● 読む文章:
• • • • •
INVALIDが発生する典型要因を理解する
テーブルやビューへのDDL、パッケージ仕様の変更、シノニムの付け替え、権限の剥奪や付与、依存先の再作成などがトリガになります。Oracle 11g以降は細粒度依存関係(Fine-Grained Dependency)で列レベルの追跡が行われるため、無関係な変更で広範にINVALID化されるケースは減りましたが、仕様のシグネチャが変わると下流は依然としてINVALIDになります。運用ではDDLウィンドウを設け、再コンパイルと統計更新までを一連の作業として扱うと安定します。
正しいコンパイル順序の基本方針
順序は概ね「型やオブジェクトタイプ定義」→「パッケージ仕様」→「パッケージ本体」→「関数・プロシージャ」→「ビュー」→「マテリアライズド・ビュー」→「シノニム・権限確認」の流れを守ると収束が早まります。パッケージはSPECとBODYを個別にコンパイルでき、仕様が通ればBODYが再解釈されるため、仕様の安定化が最重要です。
-- 単体での再コンパイル例
ALTER PACKAGE app_api COMPILE SPECIFICATION;
ALTER PACKAGE app_api COMPILE BODY;
ALTER PROCEDURE p_calc COMPILE;
ALTER FUNCTION f_conv COMPILE;
ALTER VIEW v_sales COMPILE;
一括再コンパイルの自動化(UTL_RECOMP と DBMS_UTILITY)
INVALIDが多い場合は手作業ではなくパッケージを使って機械的に収束させます。UTL_RECOMPは依存順序を解決しながら並列または直列で再コンパイルを実行します。大量のINVALIDを短時間で片付けたいときは並列版、負荷を抑えたい環境では直列版が有効です。
-- スキーマ単位で直列リコンパイル(負荷低)
BEGIN
UTL_RECOMP.RECOMP_SERIAL(schema => USER);
END;
/
-- データベース全体を並列リコンパイル(DBA権限・メンテナンス時間帯向け)
BEGIN
UTL_RECOMP.RECOMP_PARALLEL(
threads => 8 -- CPUと並列度に応じて調整
);
END;
/
DBMS_UTILITY.COMPILE_SCHEMAは旧来の手段ですが、単純なスキーマ内再コンパイルには手軽です。
BEGIN
DBMS_UTILITY.COMPILE_SCHEMA(schema => USER, compile_all => FALSE);
END;
/
実行後はINVALIDが残っていないか再確認し、残ったものは依存切れや権限不足、存在しないシノニムなど個別要因を疑います。
• • • • •
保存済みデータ
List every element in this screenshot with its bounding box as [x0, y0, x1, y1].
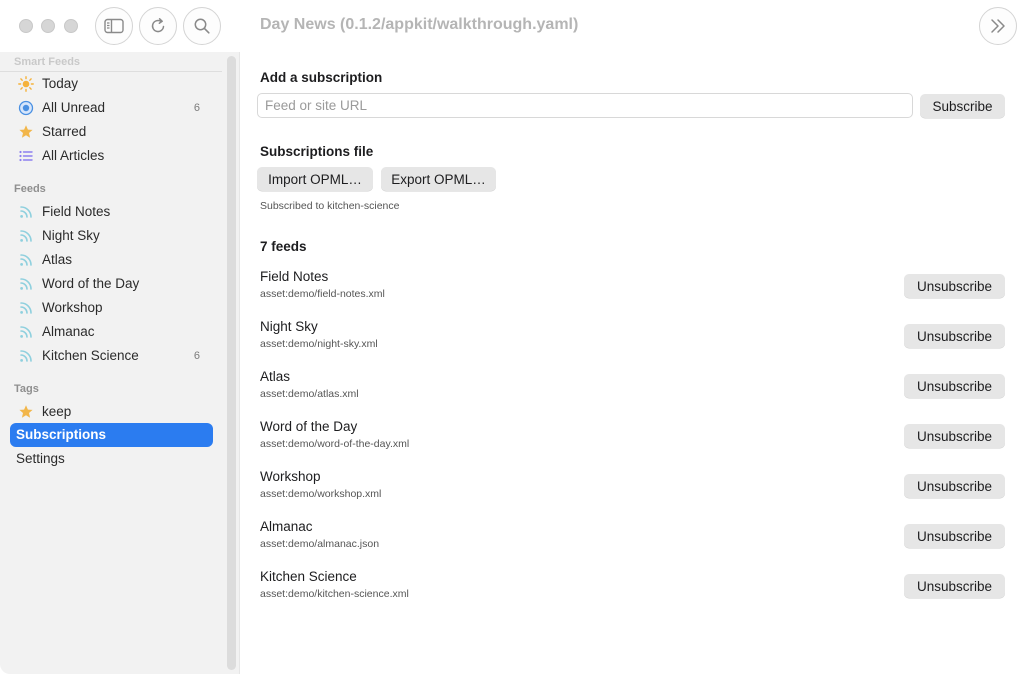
sidebar-item-word-of-the-day[interactable]: Word of the Day — [10, 272, 213, 296]
sidebar-scrollbar[interactable] — [227, 56, 236, 670]
sidebar-item-night-sky[interactable]: Night Sky — [10, 224, 213, 248]
feed-url: asset:demo/workshop.xml — [260, 488, 382, 500]
sidebar-item-starred[interactable]: Starred — [10, 120, 213, 144]
sidebar-item-label: Kitchen Science — [42, 348, 139, 363]
feed-name: Word of the Day — [260, 419, 358, 434]
expand-button[interactable] — [979, 7, 1017, 45]
sidebar-item-kitchen-science[interactable]: Kitchen Science 6 — [10, 344, 213, 368]
rss-icon — [18, 348, 34, 364]
export-opml-button[interactable]: Export OPML… — [381, 167, 496, 191]
feed-name: Atlas — [260, 369, 291, 384]
feeds-count-heading: 7 feeds — [260, 239, 307, 254]
feed-name: Almanac — [260, 519, 313, 534]
feed-url: asset:demo/almanac.json — [260, 538, 380, 550]
feed-row: Atlas asset:demo/atlas.xml Unsubscribe — [260, 369, 1005, 409]
sidebar-item-label: All Articles — [42, 148, 105, 163]
sidebar-item-all-unread[interactable]: All Unread 6 — [10, 96, 213, 120]
unread-circle-icon — [18, 100, 34, 116]
zoom-window-button[interactable] — [64, 19, 78, 33]
rss-icon — [18, 324, 34, 340]
feed-name: Kitchen Science — [260, 569, 357, 584]
subscribe-button[interactable]: Subscribe — [920, 94, 1005, 118]
feed-url-input[interactable] — [257, 93, 913, 118]
sidebar-item-label: Word of the Day — [42, 276, 140, 291]
import-opml-button[interactable]: Import OPML… — [257, 167, 373, 191]
sun-icon — [18, 76, 34, 92]
rss-icon — [18, 228, 34, 244]
sidebar-item-label: Almanac — [42, 324, 95, 339]
feed-name: Field Notes — [260, 269, 329, 284]
feed-url: asset:demo/word-of-the-day.xml — [260, 438, 410, 450]
unsubscribe-button[interactable]: Unsubscribe — [904, 424, 1005, 448]
subscriptions-file-heading: Subscriptions file — [260, 144, 374, 159]
sidebar-item-tag-keep[interactable]: keep — [10, 400, 213, 424]
sidebar-item-label: Starred — [42, 124, 87, 139]
feed-row: Night Sky asset:demo/night-sky.xml Unsub… — [260, 319, 1005, 359]
minimize-window-button[interactable] — [41, 19, 55, 33]
sidebar-item-label: Today — [42, 76, 79, 91]
feed-url: asset:demo/atlas.xml — [260, 388, 359, 400]
search-button[interactable] — [183, 7, 221, 45]
feed-row: Field Notes asset:demo/field-notes.xml U… — [260, 269, 1005, 309]
feed-name: Night Sky — [260, 319, 318, 334]
feed-row: Workshop asset:demo/workshop.xml Unsubsc… — [260, 469, 1005, 509]
list-icon — [18, 148, 34, 164]
feed-row: Word of the Day asset:demo/word-of-the-d… — [260, 419, 1005, 459]
sidebar-item-all-articles[interactable]: All Articles — [10, 144, 213, 168]
rss-icon — [18, 252, 34, 268]
main-content: Add a subscription Subscribe Subscriptio… — [241, 52, 1024, 674]
sidebar-item-today[interactable]: Today — [10, 72, 213, 96]
toggle-sidebar-button[interactable] — [95, 7, 133, 45]
sidebar-item-label: Workshop — [42, 300, 103, 315]
section-label-tags: Tags — [14, 383, 39, 395]
sidebar-item-label: Night Sky — [42, 228, 100, 243]
search-icon — [193, 17, 211, 35]
title-bar: Day News (0.1.2/appkit/walkthrough.yaml) — [0, 0, 1024, 52]
window-title: Day News (0.1.2/appkit/walkthrough.yaml) — [260, 16, 579, 33]
sidebar-item-label: Field Notes — [42, 204, 111, 219]
unsubscribe-button[interactable]: Unsubscribe — [904, 574, 1005, 598]
feed-row: Almanac asset:demo/almanac.json Unsubscr… — [260, 519, 1005, 559]
feed-url: asset:demo/kitchen-science.xml — [260, 588, 409, 600]
sidebar-item-label: keep — [42, 404, 72, 419]
close-window-button[interactable] — [19, 19, 33, 33]
star-icon — [18, 404, 34, 420]
star-icon — [18, 124, 34, 140]
unsubscribe-button[interactable]: Unsubscribe — [904, 374, 1005, 398]
refresh-icon — [149, 17, 167, 35]
unread-count: 6 — [193, 102, 200, 114]
sidebar-item-workshop[interactable]: Workshop — [10, 296, 213, 320]
feed-name: Workshop — [260, 469, 321, 484]
sidebar-item-label: Settings — [16, 451, 65, 466]
section-label-smart-feeds: Smart Feeds — [14, 56, 81, 68]
feed-row: Kitchen Science asset:demo/kitchen-scien… — [260, 569, 1005, 609]
chevron-double-right-icon — [988, 18, 1008, 34]
rss-icon — [18, 300, 34, 316]
sidebar: Smart Feeds Today All Unread 6 Starred A… — [0, 52, 240, 674]
sidebar-item-settings[interactable]: Settings — [10, 447, 213, 471]
unsubscribe-button[interactable]: Unsubscribe — [904, 474, 1005, 498]
sidebar-item-label: Atlas — [42, 252, 73, 267]
feed-url: asset:demo/field-notes.xml — [260, 288, 385, 300]
refresh-button[interactable] — [139, 7, 177, 45]
sidebar-item-almanac[interactable]: Almanac — [10, 320, 213, 344]
feed-url: asset:demo/night-sky.xml — [260, 338, 378, 350]
section-label-feeds: Feeds — [14, 183, 46, 195]
sidebar-item-subscriptions[interactable]: Subscriptions — [10, 423, 213, 447]
rss-icon — [18, 204, 34, 220]
unsubscribe-button[interactable]: Unsubscribe — [904, 324, 1005, 348]
unread-count: 6 — [193, 350, 200, 362]
sidebar-item-atlas[interactable]: Atlas — [10, 248, 213, 272]
sidebar-item-label: All Unread — [42, 100, 106, 115]
sidebar-item-label: Subscriptions — [16, 427, 107, 442]
sidebar-toggle-icon — [104, 18, 124, 34]
add-subscription-heading: Add a subscription — [260, 70, 383, 85]
unsubscribe-button[interactable]: Unsubscribe — [904, 524, 1005, 548]
rss-icon — [18, 276, 34, 292]
unsubscribe-button[interactable]: Unsubscribe — [904, 274, 1005, 298]
app-window: Day News (0.1.2/appkit/walkthrough.yaml)… — [0, 0, 1024, 674]
status-message: Subscribed to kitchen-science — [260, 200, 400, 212]
sidebar-item-field-notes[interactable]: Field Notes — [10, 200, 213, 224]
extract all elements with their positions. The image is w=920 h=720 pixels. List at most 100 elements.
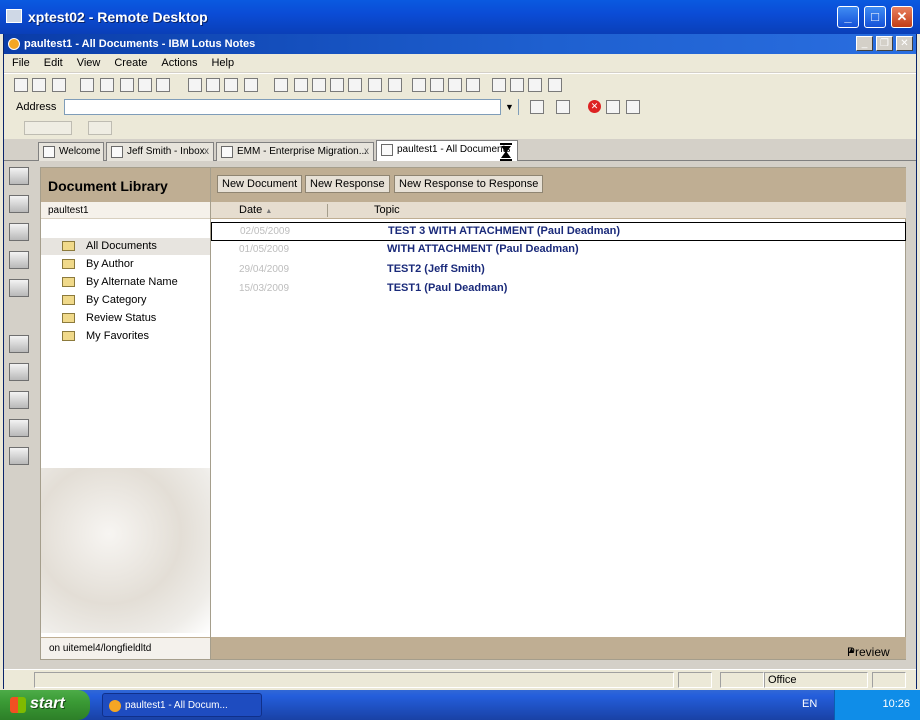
contacts-bookmark-icon[interactable] [9,223,29,241]
table-row[interactable]: 15/03/2009 TEST1 (Paul Deadman) [211,280,906,299]
search-icon[interactable] [528,78,542,92]
back-icon[interactable] [530,100,544,114]
date-column-header[interactable]: Date ▲ [239,204,272,216]
mail-bookmark-icon[interactable] [9,167,29,185]
open-icon[interactable] [52,78,66,92]
menu-actions[interactable]: Actions [153,54,203,69]
calendar-bookmark-icon[interactable] [9,195,29,213]
more-bookmarks-icon[interactable] [9,391,29,409]
clock[interactable]: 10:26 [882,698,910,710]
menu-create[interactable]: Create [106,54,153,69]
new-response-to-response-button[interactable]: New Response to Response [394,175,544,193]
language-indicator[interactable]: EN [802,698,817,710]
nav-down-icon[interactable] [274,78,288,92]
find-icon[interactable] [138,78,152,92]
view-icon[interactable] [388,78,402,92]
stop-icon[interactable]: ✕ [588,100,601,113]
forward-icon[interactable] [556,100,570,114]
inbox-status-icon[interactable] [872,672,906,688]
replicate-icon[interactable] [156,78,170,92]
preview-toggle[interactable]: Preview ▲ [211,637,906,659]
start-button[interactable]: start [0,690,90,720]
menu-help[interactable]: Help [203,54,240,69]
navigator-pane: Document Library paultest1 All Documents… [41,168,211,659]
todo-bookmark-icon[interactable] [9,251,29,269]
notes-minimize-button[interactable]: _ [856,36,873,51]
copy-icon[interactable] [206,78,220,92]
table-row[interactable]: 02/05/2009 TEST 3 WITH ATTACHMENT (Paul … [211,222,906,241]
paste-special-icon[interactable] [244,78,258,92]
menu-file[interactable]: File [4,54,36,69]
table-row[interactable]: 01/05/2009 WITH ATTACHMENT (Paul Deadman… [211,241,906,260]
mail-status-icon[interactable] [678,672,712,688]
online-status-icon[interactable] [720,672,764,688]
tab-close-icon[interactable]: x [364,146,369,157]
expand-all-icon[interactable] [448,78,462,92]
print-icon[interactable] [120,78,134,92]
new-document-button[interactable]: New Document [217,175,303,193]
prev-unread-icon[interactable] [330,78,344,92]
binoculars-icon[interactable] [510,78,524,92]
tab-label: Jeff Smith - Inbox [127,146,205,157]
next-unread-icon[interactable] [312,78,326,92]
nav-by-category[interactable]: By Category [41,292,210,309]
workspace-bookmark-icon[interactable] [9,447,29,465]
address-input[interactable] [64,99,519,115]
hourglass-cursor-icon [500,143,512,161]
search-bar-icon[interactable] [492,78,506,92]
refresh-icon[interactable] [14,78,28,92]
reload-icon[interactable] [606,100,620,114]
topic-column-header[interactable]: Topic [374,204,400,216]
new-response-button[interactable]: New Response [305,175,390,193]
tab-close-icon[interactable]: x [204,146,209,157]
bookmark-bar [4,161,34,661]
minimize-button[interactable]: _ [837,6,859,28]
nav-my-favorites[interactable]: My Favorites [41,328,210,345]
nav-item-label: Review Status [86,312,157,324]
location-selector[interactable]: Office [764,672,868,688]
nav-up-icon[interactable] [294,78,308,92]
web-search-icon[interactable] [626,100,640,114]
applications-bookmark-icon[interactable] [9,419,29,437]
documents-view: New Document New Response New Response t… [211,168,906,659]
lotus-notes-icon [8,38,20,50]
table-row[interactable]: 29/04/2009 TEST2 (Jeff Smith) [211,261,906,280]
taskbar-item-lotus-notes[interactable]: paultest1 - All Docum... [102,693,262,717]
notes-title-bar[interactable]: paultest1 - All Documents - IBM Lotus No… [4,34,916,54]
tab-emm[interactable]: EMM - Enterprise Migration... x [216,142,374,161]
nav-review-status[interactable]: Review Status [41,310,210,327]
notes-restore-button[interactable]: ❐ [876,36,893,51]
menu-view[interactable]: View [69,54,107,69]
address-dropdown-icon[interactable]: ▼ [500,99,518,115]
address-label: Address [16,101,57,113]
tab-all-documents[interactable]: paultest1 - All Documents [376,140,518,161]
menu-edit[interactable]: Edit [36,54,69,69]
close-button[interactable]: ✕ [891,6,913,28]
nav-by-alternate-name[interactable]: By Alternate Name [41,274,210,291]
paste-icon[interactable] [224,78,238,92]
collapse-all-icon[interactable] [466,78,480,92]
tab-inbox[interactable]: Jeff Smith - Inbox x [106,142,214,161]
save-icon[interactable] [32,78,46,92]
next-main-icon[interactable] [348,78,362,92]
notes-close-button[interactable]: ✕ [896,36,913,51]
expand-icon[interactable] [412,78,426,92]
tab-welcome[interactable]: Welcome [38,142,104,161]
maximize-button[interactable]: □ [864,6,886,28]
tab-label: paultest1 - All Documents [397,144,511,155]
favorites-bookmark-icon[interactable] [9,335,29,353]
prev-main-icon[interactable] [368,78,382,92]
nav-by-author[interactable]: By Author [41,256,210,273]
window-tabs: Welcome Jeff Smith - Inbox x EMM - Enter… [4,139,916,161]
nav-all-documents[interactable]: All Documents [41,238,210,255]
cut-icon[interactable] [188,78,202,92]
document-library-pane: Document Library paultest1 All Documents… [40,167,906,660]
mail-icon[interactable] [100,78,114,92]
replication-bookmark-icon[interactable] [9,279,29,297]
remote-desktop-title-bar[interactable]: xptest02 - Remote Desktop _ □ ✕ [0,0,920,34]
column-divider[interactable] [327,204,328,217]
collapse-icon[interactable] [430,78,444,92]
edit-icon[interactable] [80,78,94,92]
databases-bookmark-icon[interactable] [9,363,29,381]
table-icon[interactable] [548,78,562,92]
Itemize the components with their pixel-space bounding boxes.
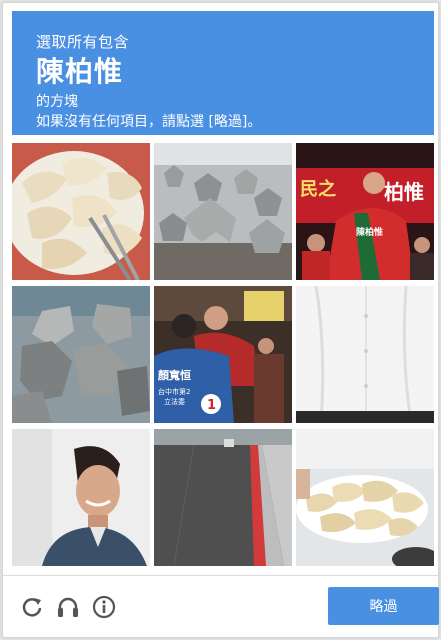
image-tile-8[interactable]	[154, 429, 292, 566]
smiling-man-image	[12, 429, 150, 566]
instruction-suffix: 的方塊	[36, 94, 78, 110]
rally-banner-text-b: 柏惟	[384, 180, 424, 204]
tetrapods-stacked-image	[12, 286, 150, 423]
image-tile-6[interactable]	[296, 286, 434, 423]
rally-banner-text-a: 民之	[300, 178, 336, 200]
rally-hug-image: 顏寬恒 台中市第2 立法委 1	[154, 286, 292, 423]
info-icon[interactable]	[91, 594, 117, 620]
image-tile-9[interactable]	[296, 429, 434, 566]
captcha-footer: 略過	[3, 576, 440, 639]
tetrapods-beach-image	[154, 143, 292, 280]
vest-name-text: 顏寬恒	[157, 368, 191, 382]
image-tile-3[interactable]: 民之 柏惟 陳柏惟	[296, 143, 434, 280]
image-tile-1[interactable]	[12, 143, 150, 280]
target-keyword: 陳柏惟	[36, 55, 124, 88]
skip-button[interactable]: 略過	[328, 587, 439, 625]
dumplings-plate-image	[296, 429, 434, 566]
image-tile-5[interactable]: 顏寬恒 台中市第2 立法委 1	[154, 286, 292, 423]
image-tile-2[interactable]	[154, 143, 292, 280]
image-tile-7[interactable]	[12, 429, 150, 566]
white-shirt-image	[296, 286, 434, 423]
dumplings-chopsticks-image	[12, 143, 150, 280]
captcha-frame: 選取所有包含 陳柏惟 的方塊 如果沒有任何項目，請點選 [略過]。 民之 柏惟 …	[2, 2, 440, 639]
vest-sub2-text: 立法委	[164, 397, 185, 406]
captcha-header: 選取所有包含 陳柏惟 的方塊 如果沒有任何項目，請點選 [略過]。	[12, 11, 434, 135]
skip-hint: 如果沒有任何項目，請點選 [略過]。	[36, 114, 262, 130]
reload-icon[interactable]	[19, 594, 45, 620]
vest-sub-text: 台中市第2	[158, 387, 190, 396]
instruction-text: 選取所有包含	[36, 33, 130, 51]
rally-candidate-image: 民之 柏惟 陳柏惟	[296, 143, 434, 280]
vest-number-text: 1	[207, 398, 216, 413]
image-grid: 民之 柏惟 陳柏惟 顏寬恒 台中市第2 立法委 1	[12, 143, 434, 566]
street-red-curb-image	[154, 429, 292, 566]
image-tile-4[interactable]	[12, 286, 150, 423]
rally-sash-text: 陳柏惟	[356, 226, 383, 238]
audio-icon[interactable]	[55, 594, 81, 620]
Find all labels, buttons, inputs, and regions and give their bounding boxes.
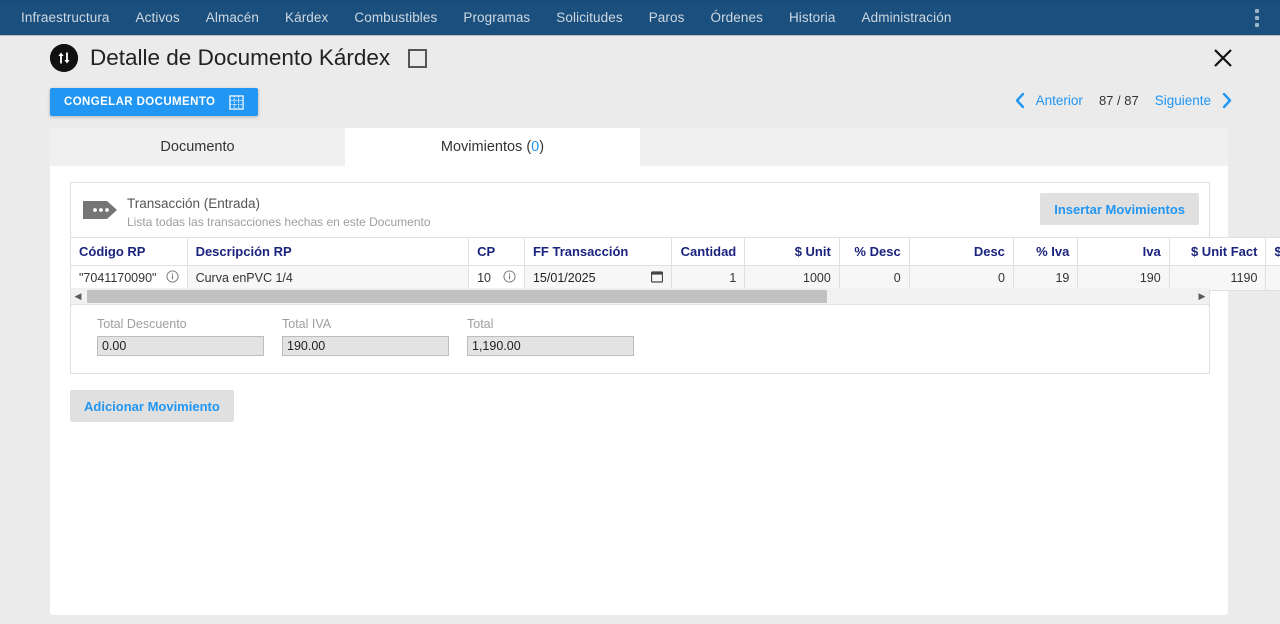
• • • • •
● 実施する作業:
A. 再コンパイルの解説が勧めるコンパイル順序の段階を、先頭から順にすべて書き出して。
B. 再コンパイルの解説を、最後の文の次から書き進めて。

● 作業ごとの結果:
A.
1. 型やオブジェクトタイプ定義
2. パッケージ仕様
3. パッケージ本体
4. 関数・プロシージャ
5. ビュー
6. マテリアライズド・ビュー
7. シノニム・権限確認

B.
デプロイ時の安全な手順とウォームアップ
リリースの基本は「仕様の変更は最小限」「BODYの差し替えは自由」「最後に一括再コンパイル」「代表クエリでウォームアップ」の四点です。初回アクセス時の自動再コンパイルを避けるため、デプロイ直後に主要パッケージやビューを1回ずつ呼ぶ軽量スモークテストを流し、実行計画のキャッシュとPL/SQLのネイティブコード生成(設定により)を温めておくと初回遅延を防げます。
-- スモークテスト例(例外は拾ってログ)
BEGIN
DECLARE dummy NUMBER; BEGIN dummy := app_api.health_check(); END;
BEGIN NULL; END; -- 他の主要ユニットも軽く起動
END;
/
INVALID連鎖の根治策:仕様安定化とインターフェース分離
仕様が頻繁に変わるパッケージは、呼び出し側まで連鎖INVALIDの震源になります。公開インターフェースは薄いファサード仕様に固定し、その背後で実体パッケージや内部型を入れ替える二層構成にすると、BODY内の変更で完結しやすくなります。ビューも同様に、下層テーブル変更の影響を受けにくい安定スキーマ(別名・生成列)を用意することで、上位の依存を守れます。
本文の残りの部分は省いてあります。